**TASK**
Isolate every line in the data with the string "color" and copy it.
● ● ● ● ●
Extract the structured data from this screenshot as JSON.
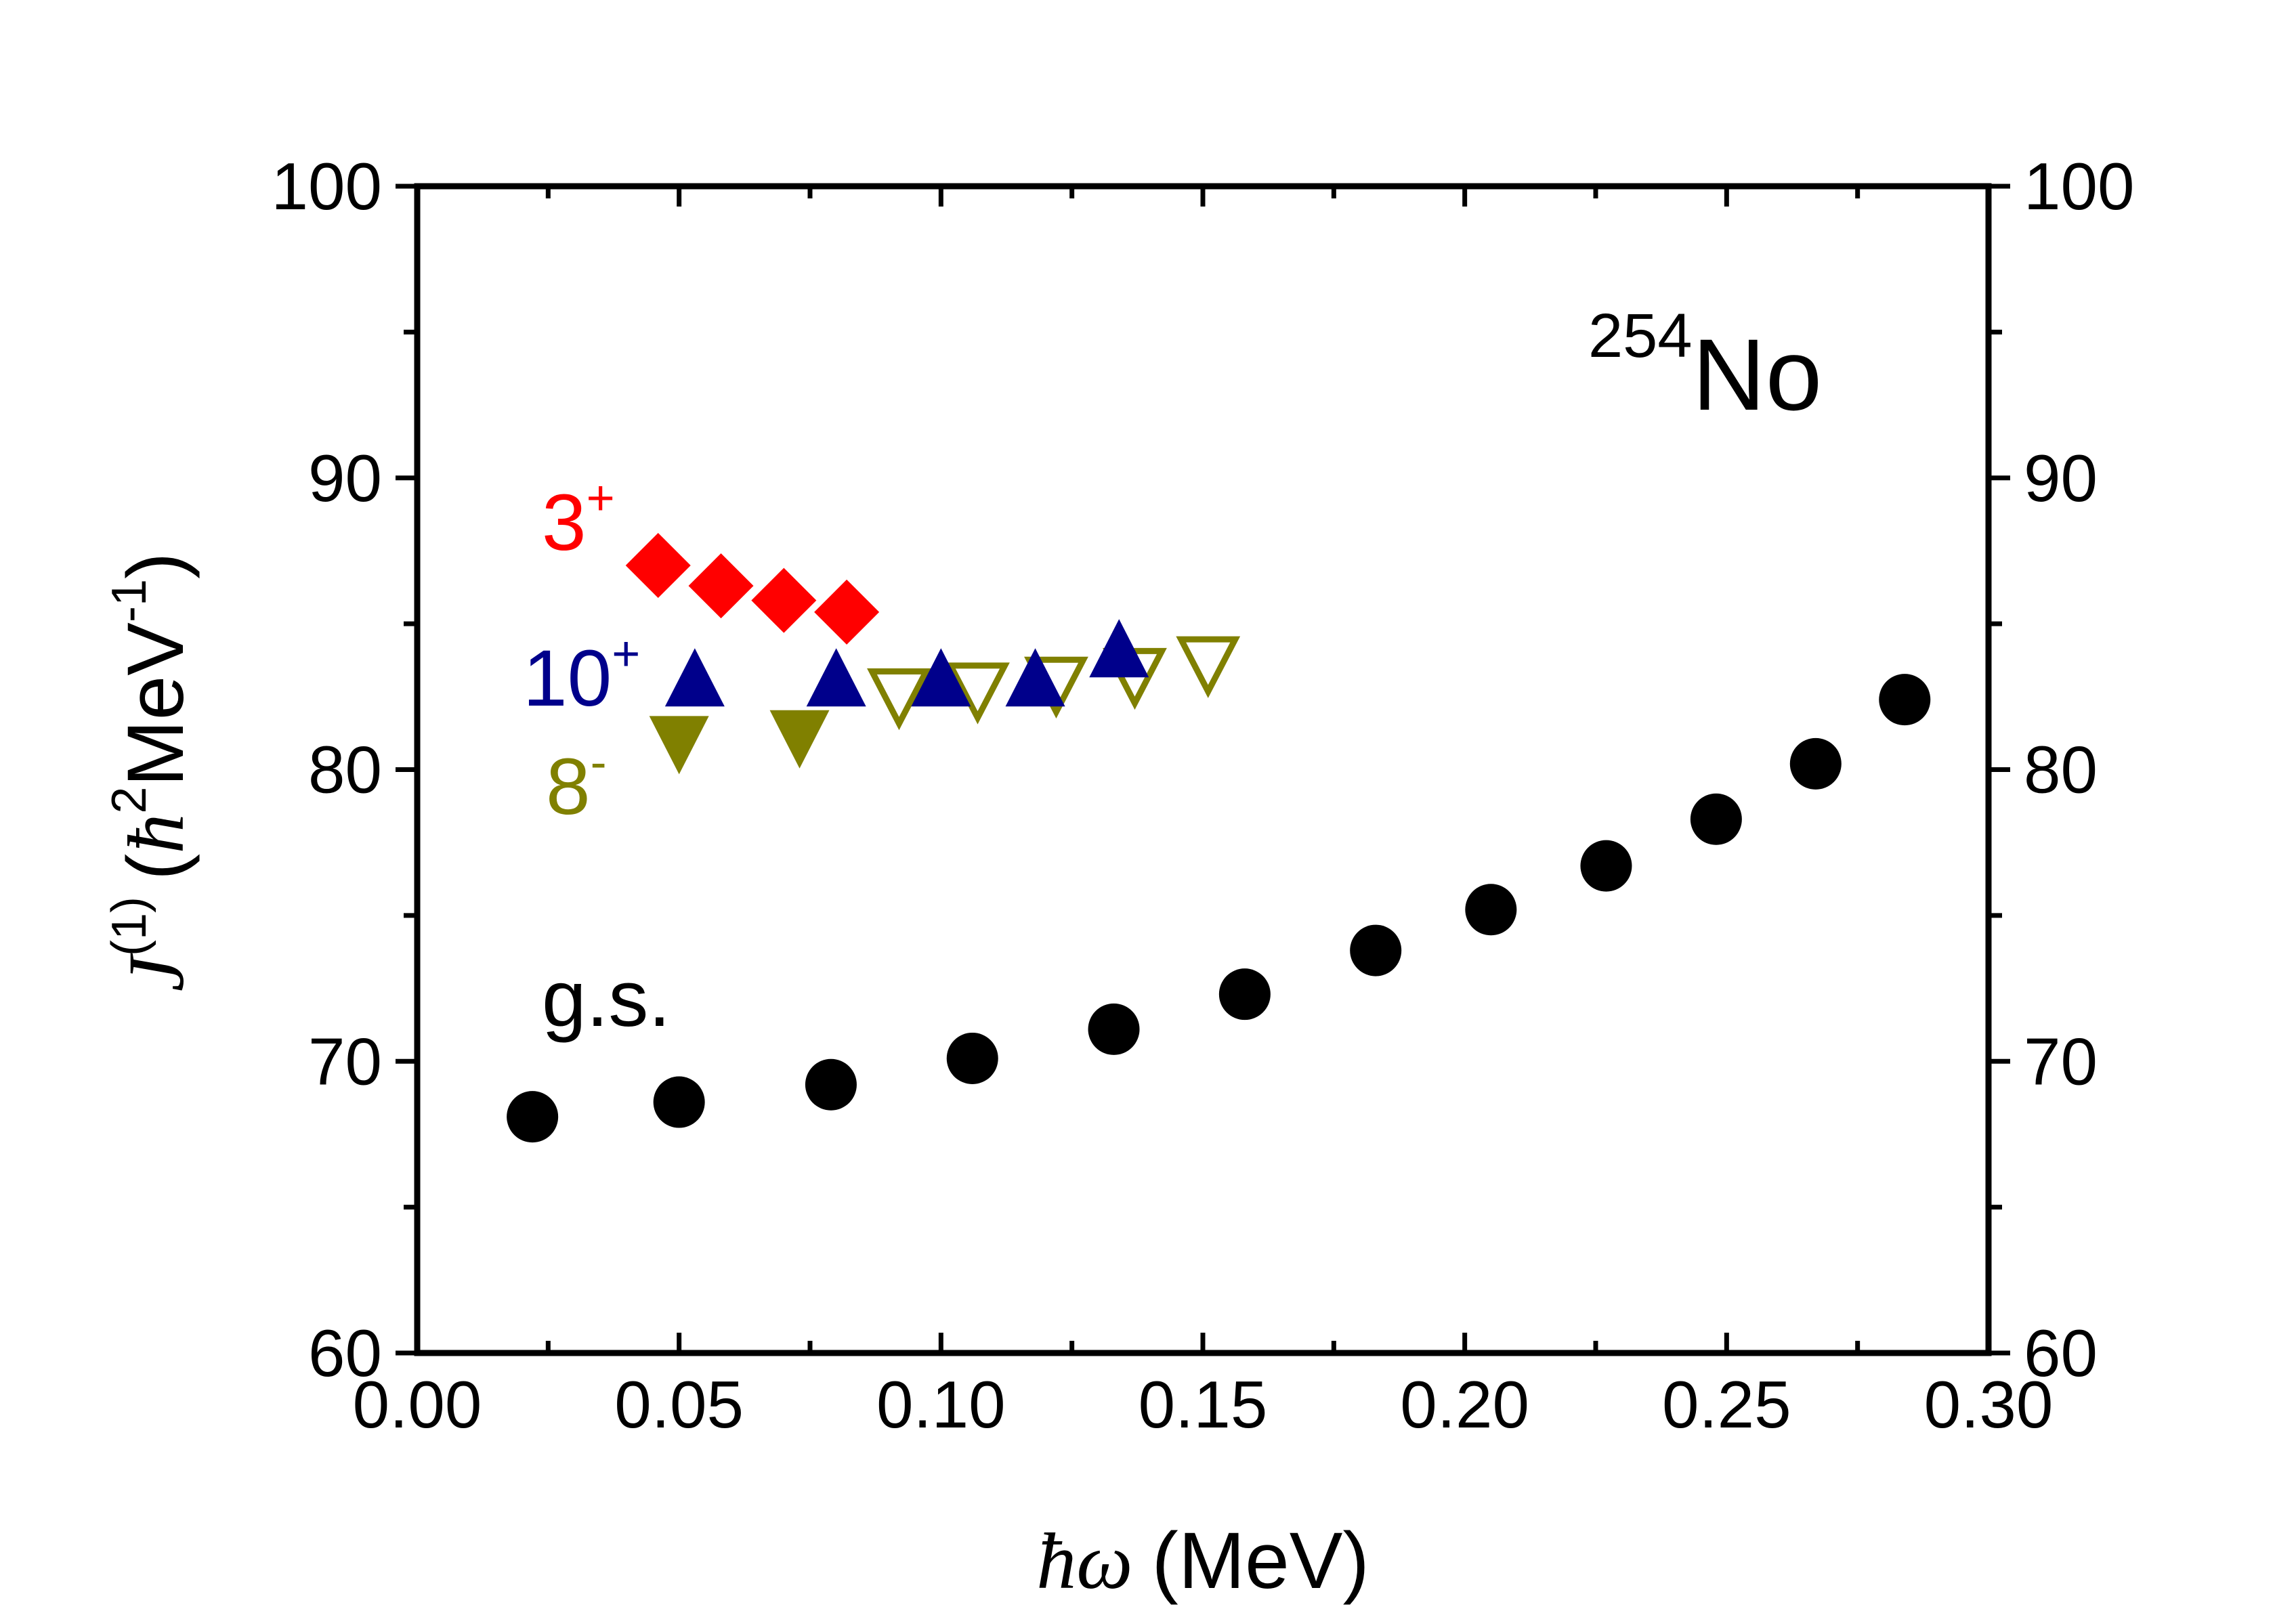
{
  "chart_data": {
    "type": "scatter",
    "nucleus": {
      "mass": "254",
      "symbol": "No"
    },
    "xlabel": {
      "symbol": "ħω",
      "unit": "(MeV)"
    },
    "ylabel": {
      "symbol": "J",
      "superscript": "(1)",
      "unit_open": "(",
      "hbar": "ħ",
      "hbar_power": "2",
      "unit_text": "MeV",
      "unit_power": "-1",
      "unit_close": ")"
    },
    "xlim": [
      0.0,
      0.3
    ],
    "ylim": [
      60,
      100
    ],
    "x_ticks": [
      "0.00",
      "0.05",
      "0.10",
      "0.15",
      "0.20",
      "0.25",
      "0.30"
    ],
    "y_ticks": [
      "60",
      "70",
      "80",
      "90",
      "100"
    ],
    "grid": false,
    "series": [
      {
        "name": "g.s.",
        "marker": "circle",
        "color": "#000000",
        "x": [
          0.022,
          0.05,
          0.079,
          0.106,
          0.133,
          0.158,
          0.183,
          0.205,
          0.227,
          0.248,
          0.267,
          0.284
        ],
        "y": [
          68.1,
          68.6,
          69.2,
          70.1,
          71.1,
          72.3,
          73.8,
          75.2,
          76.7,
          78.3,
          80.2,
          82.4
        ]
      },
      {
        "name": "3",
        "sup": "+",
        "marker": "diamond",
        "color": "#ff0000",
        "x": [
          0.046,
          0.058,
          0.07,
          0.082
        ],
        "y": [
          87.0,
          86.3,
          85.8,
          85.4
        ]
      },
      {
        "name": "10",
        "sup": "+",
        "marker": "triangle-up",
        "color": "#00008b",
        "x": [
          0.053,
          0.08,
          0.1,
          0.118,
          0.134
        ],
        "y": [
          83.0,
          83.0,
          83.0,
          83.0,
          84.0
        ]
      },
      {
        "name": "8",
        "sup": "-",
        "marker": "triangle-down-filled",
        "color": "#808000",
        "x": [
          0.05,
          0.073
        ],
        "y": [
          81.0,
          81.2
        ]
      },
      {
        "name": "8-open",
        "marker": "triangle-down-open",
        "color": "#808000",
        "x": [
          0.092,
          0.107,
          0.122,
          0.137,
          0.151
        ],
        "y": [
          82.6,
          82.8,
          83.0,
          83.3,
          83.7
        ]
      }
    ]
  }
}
● ● ● ● ●
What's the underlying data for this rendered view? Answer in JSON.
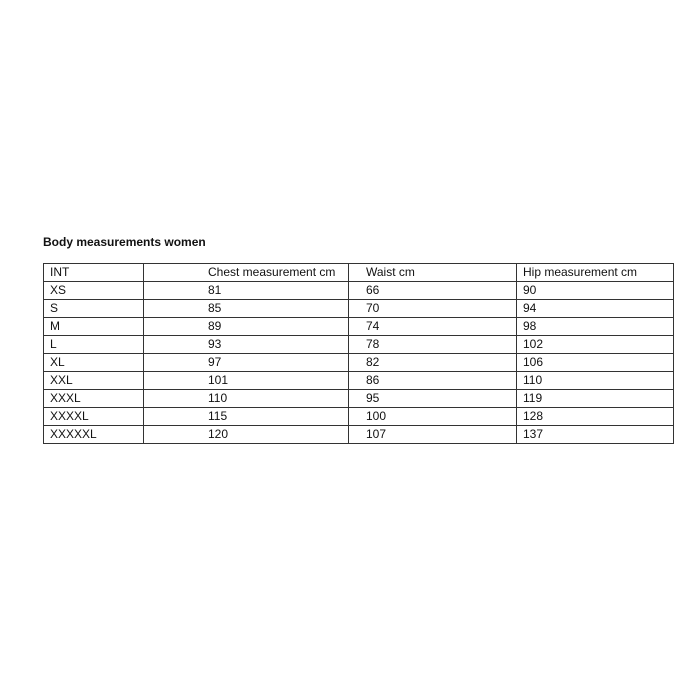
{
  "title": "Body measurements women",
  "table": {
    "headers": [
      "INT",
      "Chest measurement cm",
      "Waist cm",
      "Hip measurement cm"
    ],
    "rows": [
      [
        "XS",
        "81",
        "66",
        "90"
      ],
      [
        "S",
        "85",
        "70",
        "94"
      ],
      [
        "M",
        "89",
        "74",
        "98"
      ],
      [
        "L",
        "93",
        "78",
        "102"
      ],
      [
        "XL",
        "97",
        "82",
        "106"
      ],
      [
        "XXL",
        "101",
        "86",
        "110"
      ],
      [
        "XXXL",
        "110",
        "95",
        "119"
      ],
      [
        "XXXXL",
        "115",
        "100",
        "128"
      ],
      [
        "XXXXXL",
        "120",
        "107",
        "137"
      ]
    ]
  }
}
● ● ● ● ●
**FULL RESPONSE**
        "color": "#000000",
        "color": "#ff0000",
        "color": "#00008b",
        "color": "#808000",
        "color": "#808000",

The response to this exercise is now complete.